* **What to produce**
Copy out all lines that carry the word "year".

[Dataset entries on figures]
# # # # #
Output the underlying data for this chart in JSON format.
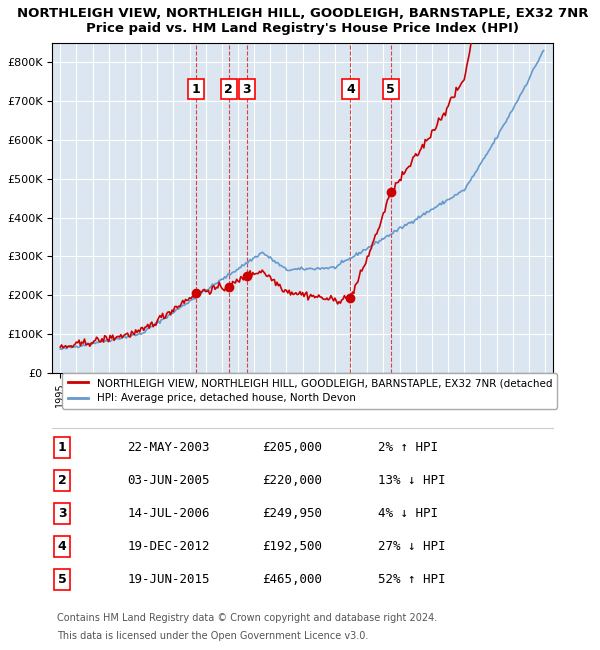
{
  "title1": "NORTHLEIGH VIEW, NORTHLEIGH HILL, GOODLEIGH, BARNSTAPLE, EX32 7NR",
  "title2": "Price paid vs. HM Land Registry's House Price Index (HPI)",
  "background_color": "#dce6f0",
  "plot_bg_color": "#dce6f0",
  "line1_color": "#cc0000",
  "line2_color": "#6699cc",
  "grid_color": "#ffffff",
  "transactions": [
    {
      "num": 1,
      "date": "22-MAY-2003",
      "price": 205000,
      "pct": "2%",
      "dir": "↑",
      "year": 2003.38
    },
    {
      "num": 2,
      "date": "03-JUN-2005",
      "price": 220000,
      "pct": "13%",
      "dir": "↓",
      "year": 2005.42
    },
    {
      "num": 3,
      "date": "14-JUL-2006",
      "price": 249950,
      "pct": "4%",
      "dir": "↓",
      "year": 2006.53
    },
    {
      "num": 4,
      "date": "19-DEC-2012",
      "price": 192500,
      "pct": "27%",
      "dir": "↓",
      "year": 2012.96
    },
    {
      "num": 5,
      "date": "19-JUN-2015",
      "price": 465000,
      "pct": "52%",
      "dir": "↑",
      "year": 2015.46
    }
  ],
  "legend_line1": "NORTHLEIGH VIEW, NORTHLEIGH HILL, GOODLEIGH, BARNSTAPLE, EX32 7NR (detached",
  "legend_line2": "HPI: Average price, detached house, North Devon",
  "footer1": "Contains HM Land Registry data © Crown copyright and database right 2024.",
  "footer2": "This data is licensed under the Open Government Licence v3.0.",
  "ylim": [
    0,
    850000
  ],
  "xlim_start": 1994.5,
  "xlim_end": 2025.5
}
# # # # #
* **Solution**
      "year": 2003.38
      "year": 2005.42
      "year": 2006.53
      "year": 2012.96
      "year": 2015.46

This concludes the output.